---- Provided records

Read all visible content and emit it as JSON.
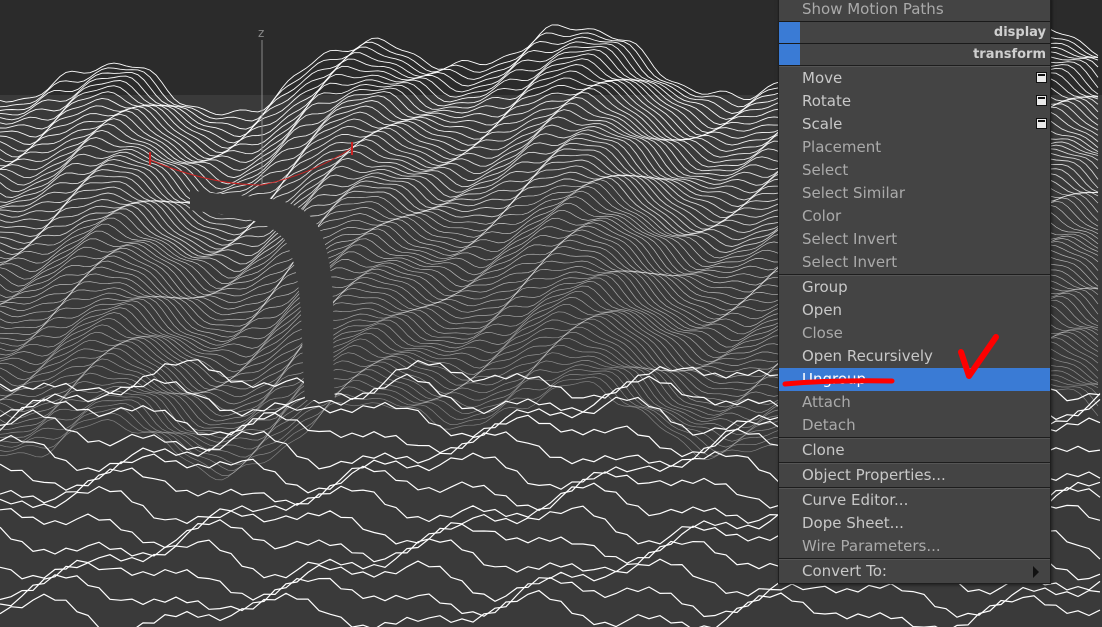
{
  "viewport": {
    "axis_label": "z",
    "background_color": "#3a3a3a",
    "contour_color": "#ffffff",
    "gizmo_color": "#cc2222"
  },
  "quad_menu": {
    "accent_color": "#3a7bd5",
    "top_item": "Show Motion Paths",
    "sections": [
      {
        "label": "display"
      },
      {
        "label": "transform"
      }
    ],
    "transform_items": [
      {
        "label": "Move",
        "has_options": true
      },
      {
        "label": "Rotate",
        "has_options": true
      },
      {
        "label": "Scale",
        "has_options": true
      },
      {
        "label": "Placement"
      },
      {
        "label": "Select"
      },
      {
        "label": "Select Similar"
      },
      {
        "label": "Color"
      },
      {
        "label": "Select Invert"
      },
      {
        "label": "Select Invert"
      }
    ],
    "group_items": [
      {
        "label": "Group"
      },
      {
        "label": "Open"
      },
      {
        "label": "Close"
      },
      {
        "label": "Open Recursively"
      },
      {
        "label": "Ungroup",
        "highlighted": true
      },
      {
        "label": "Attach"
      },
      {
        "label": "Detach"
      }
    ],
    "clone_item": "Clone",
    "object_properties_item": "Object Properties...",
    "editor_items": [
      {
        "label": "Curve Editor..."
      },
      {
        "label": "Dope Sheet..."
      },
      {
        "label": "Wire Parameters..."
      }
    ],
    "convert_item": "Convert To:"
  },
  "annotations": {
    "stroke_color": "#ff0000",
    "marks": [
      "underline",
      "checkmark"
    ]
  }
}
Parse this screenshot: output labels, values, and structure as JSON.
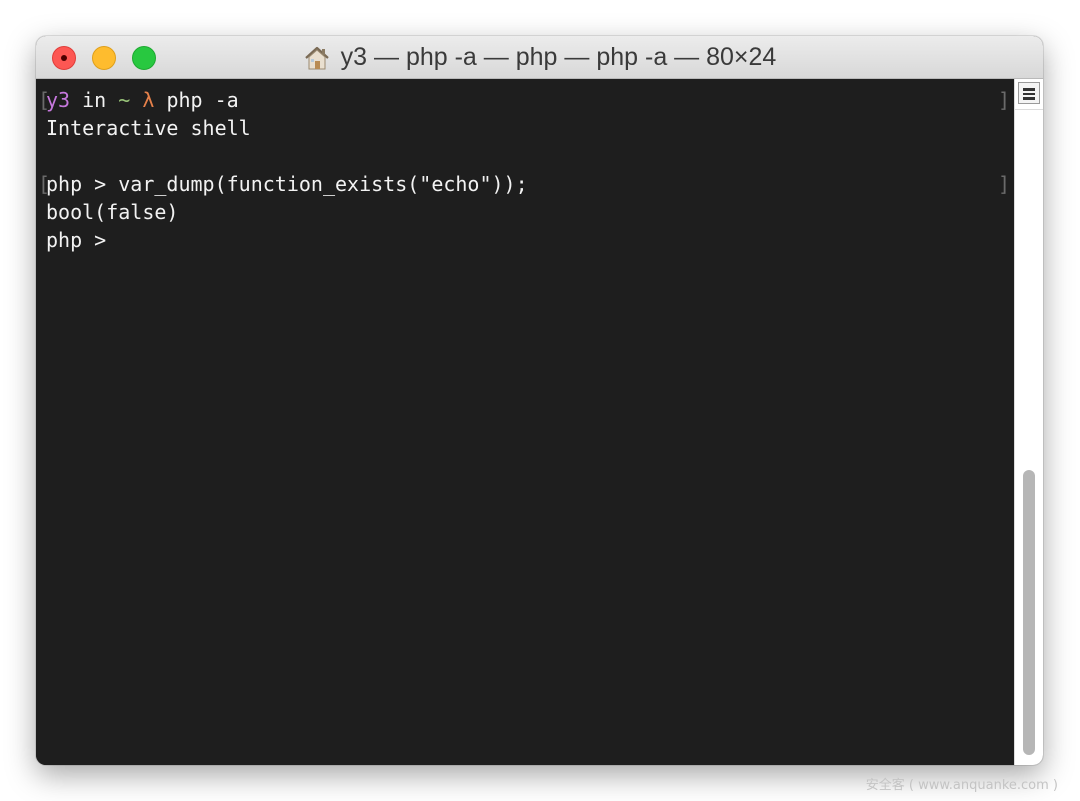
{
  "window": {
    "title": "y3 — php -a — php — php -a — 80×24",
    "title_icon": "home-icon",
    "buttons": {
      "close": "close-button",
      "minimize": "minimize-button",
      "zoom": "zoom-button"
    }
  },
  "terminal": {
    "prompt": {
      "user": "y3",
      "in": " in ",
      "dir": "~",
      "lambda": " λ ",
      "command": "php -a"
    },
    "lines": [
      "Interactive shell",
      "php > var_dump(function_exists(\"echo\"));",
      "bool(false)",
      "php > "
    ],
    "mark_left": "[",
    "mark_right": "]",
    "colors": {
      "background": "#1e1e1e",
      "foreground": "#f2f2f2",
      "user": "#c678dd",
      "tilde": "#98c379",
      "lambda": "#e5804a"
    }
  },
  "watermark": "安全客 ( www.anquanke.com )"
}
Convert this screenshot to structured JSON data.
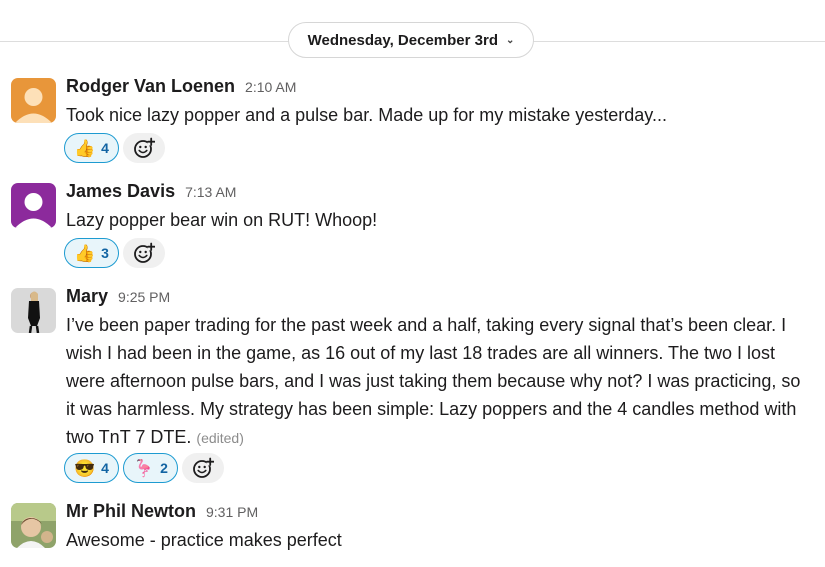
{
  "date_divider": {
    "label": "Wednesday, December 3rd"
  },
  "messages": [
    {
      "author": "Rodger Van Loenen",
      "time": "2:10 AM",
      "text": "Took nice lazy popper and a pulse bar. Made up for my mistake yesterday...",
      "reactions": [
        {
          "emoji": "👍",
          "count": "4"
        }
      ]
    },
    {
      "author": "James Davis",
      "time": "7:13 AM",
      "text": "Lazy popper bear win on RUT! Whoop!",
      "reactions": [
        {
          "emoji": "👍",
          "count": "3"
        }
      ]
    },
    {
      "author": "Mary",
      "time": "9:25 PM",
      "text": "I’ve been paper trading for the past week and a half, taking every signal that’s been clear. I wish I had been in the game, as 16 out of my last 18 trades are all winners. The two I lost were afternoon pulse bars, and I was just taking them because why not? I was practicing, so it was harmless. My strategy has been simple: Lazy poppers and the 4 candles method with two TnT 7 DTE.",
      "edited": "(edited)",
      "reactions": [
        {
          "emoji": "😎",
          "count": "4"
        },
        {
          "emoji": "🦩",
          "count": "2"
        }
      ]
    },
    {
      "author": "Mr Phil Newton",
      "time": "9:31 PM",
      "text": "Awesome - practice makes perfect"
    }
  ],
  "colors": {
    "reaction_bg": "#e8f5fa",
    "reaction_border": "#1d9bd1",
    "reaction_text": "#1264a3",
    "avatar_orange": "#e8963a",
    "avatar_purple": "#8c2a9c"
  }
}
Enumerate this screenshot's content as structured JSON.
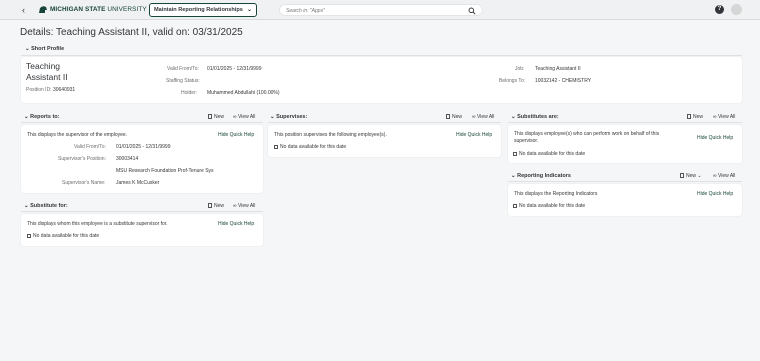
{
  "shell": {
    "back_icon": "back-arrow-icon",
    "logo_icon": "spartan-helmet-icon",
    "university_bold": "MICHIGAN STATE",
    "university_light": " UNIVERSITY",
    "app_title": "Maintain Reporting Relationships",
    "search_placeholder": "Search in: \"Apps\"",
    "help_label": "?"
  },
  "page": {
    "title": "Details: Teaching Assistant II, valid on: 03/31/2025"
  },
  "short_profile": {
    "header": "Short Profile",
    "name_line1": "Teaching",
    "name_line2": "Assistant II",
    "position_id_label": "Position ID:",
    "position_id": "30640931",
    "valid_label": "Valid From/To:",
    "valid_value": "01/01/2025 - 12/31/9999",
    "staffing_label": "Staffing Status:",
    "staffing_value": "",
    "holder_label": "Holder:",
    "holder_value": "Muhammed Abdullahi (100.00%)",
    "job_label": "Job:",
    "job_value": "Teaching Assistant II",
    "belongs_label": "Belongs To:",
    "belongs_value": "10032142 - CHEMISTRY"
  },
  "reports_to": {
    "header": "Reports to:",
    "new_label": "New",
    "view_all_label": "View All",
    "description": "This displays the supervisor of the employee.",
    "hide_help": "Hide Quick Help",
    "valid_label": "Valid From/To:",
    "valid_value": "01/01/2025 - 12/31/9999",
    "sup_pos_label": "Supervisor's Position:",
    "sup_pos_value": "30003414",
    "sup_pos_desc": "MSU Research Foundation Prof-Tenure Sys",
    "sup_name_label": "Supervisor's Name:",
    "sup_name_value": "James K McCusker"
  },
  "substitute_for": {
    "header": "Substitute for:",
    "new_label": "New",
    "view_all_label": "View All",
    "description": "This displays whom this employee is a substitute supervisor for.",
    "hide_help": "Hide Quick Help",
    "no_data": "No data available for this date"
  },
  "supervises": {
    "header": "Supervises:",
    "new_label": "New",
    "view_all_label": "View All",
    "description": "This position supervises the following employee(s).",
    "hide_help": "Hide Quick Help",
    "no_data": "No data available for this date"
  },
  "substitutes_are": {
    "header": "Substitutes are:",
    "new_label": "New",
    "view_all_label": "View All",
    "description_line1": "This displays employee(s) who can perform work on behalf of this",
    "description_line2": "supervisor.",
    "hide_help": "Hide Quick Help",
    "no_data": "No data available for this date"
  },
  "reporting_indicators": {
    "header": "Reporting Indicators",
    "new_label": "New",
    "view_all_label": "View All",
    "description": "This displays the Reporting Indicators",
    "hide_help": "Hide Quick Help",
    "no_data": "No data available for this date"
  },
  "colors": {
    "brand_green": "#18453b",
    "link_blue": "#0a6ed1",
    "background": "#f5f6f7"
  }
}
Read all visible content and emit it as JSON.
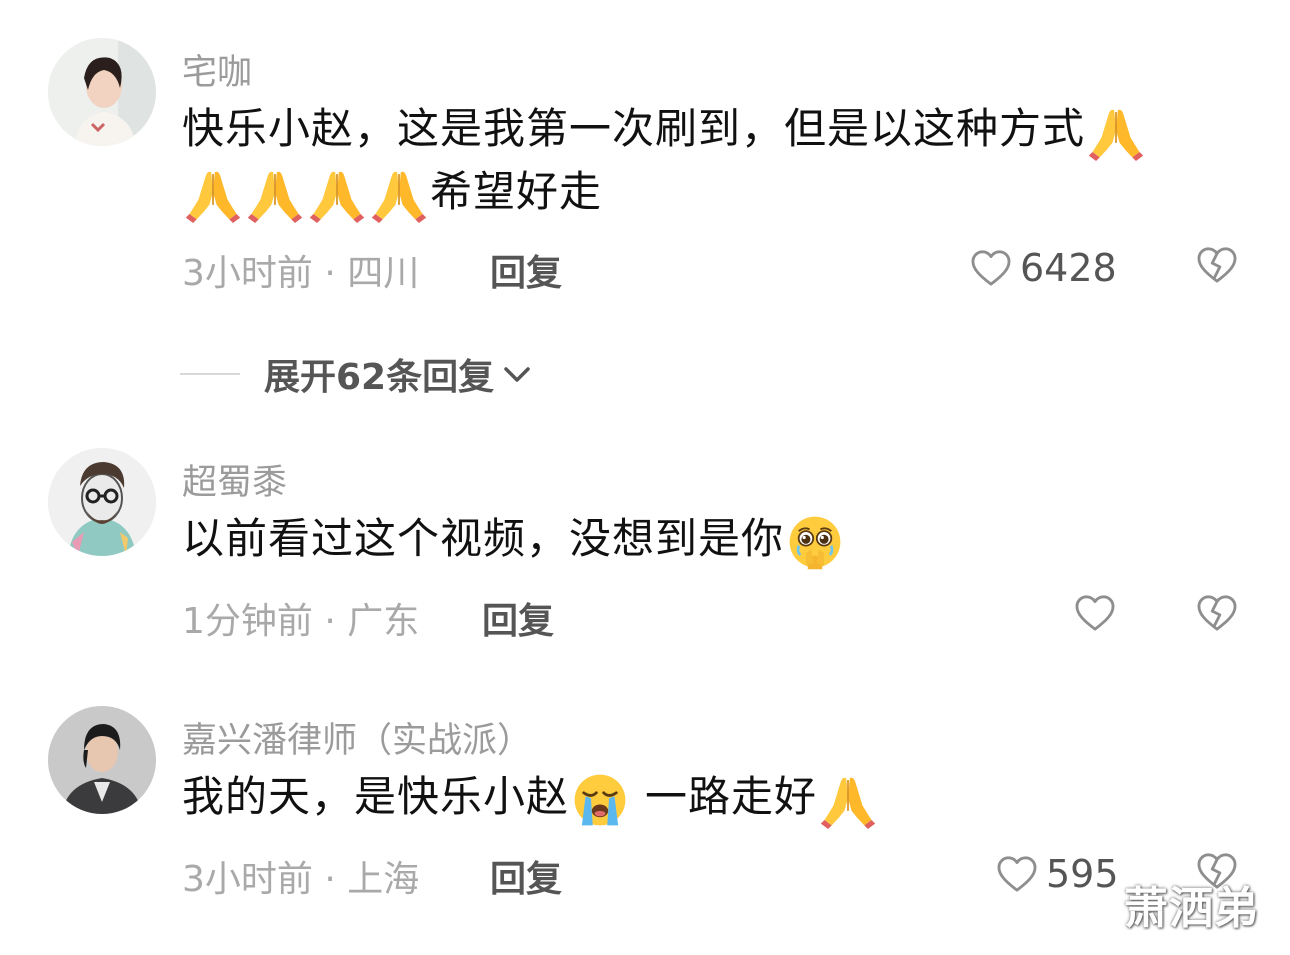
{
  "comments": [
    {
      "username": "宅咖",
      "text_part1": "快乐小赵，这是我第一次刷到，但是以这种方式",
      "text_part2": "希望好走",
      "meta": "3小时前 · 四川",
      "reply_label": "回复",
      "like_count": "6428",
      "emojis": [
        "pray-emoji",
        "pray-emoji",
        "pray-emoji",
        "pray-emoji",
        "pray-emoji"
      ]
    },
    {
      "username": "超蜀黍",
      "text": "以前看过这个视频，没想到是你",
      "meta": "1分钟前 · 广东",
      "reply_label": "回复",
      "like_count": "",
      "emojis": [
        "pleading-face-emoji"
      ]
    },
    {
      "username": "嘉兴潘律师（实战派）",
      "text_part1": "我的天，是快乐小赵",
      "text_part2": "一路走好",
      "meta": "3小时前 · 上海",
      "reply_label": "回复",
      "like_count": "595",
      "emojis": [
        "loudly-crying-emoji",
        "pray-emoji"
      ]
    }
  ],
  "expand_replies": {
    "label": "展开62条回复"
  },
  "watermark": "萧洒弟",
  "colors": {
    "username": "#9b9b9b",
    "text": "#111111",
    "meta": "#a9a9a9",
    "action": "#555555",
    "icon_stroke": "#8e8e8e"
  }
}
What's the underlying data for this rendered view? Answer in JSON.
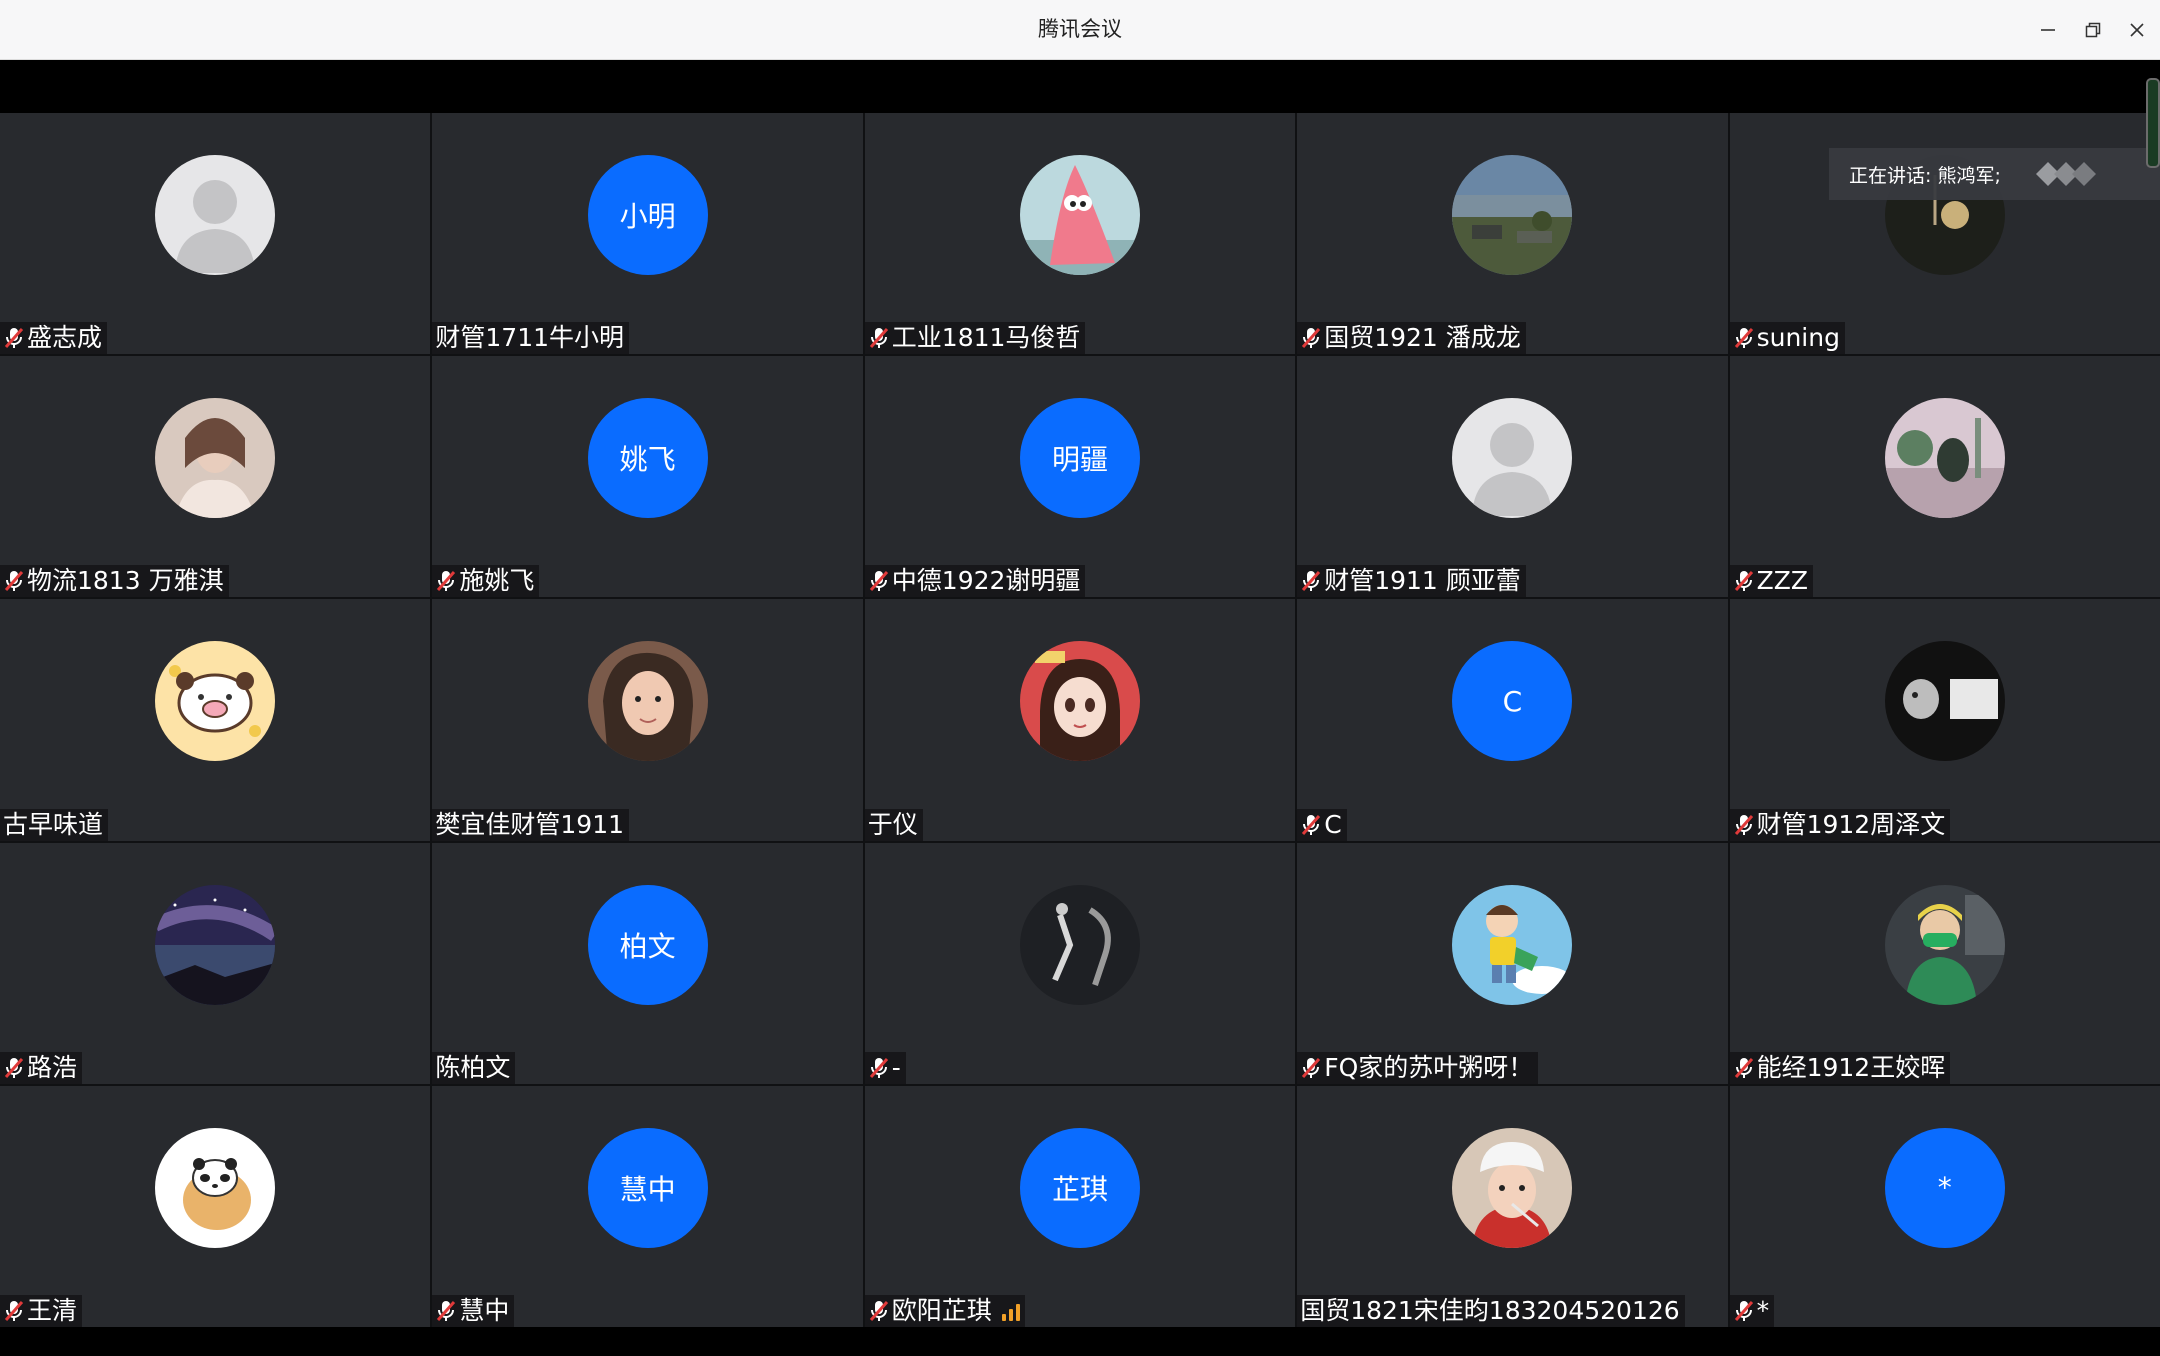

--------

◆ **What the exercise asks**: Copy every line of the data that holds the string "Assistant".

◆ **The answer**:
    "title": "Details: Teaching Assistant II, valid on: 03/31/2025"
    "name_line2": "Assistant II",
    "job_value": "Teaching Assistant II",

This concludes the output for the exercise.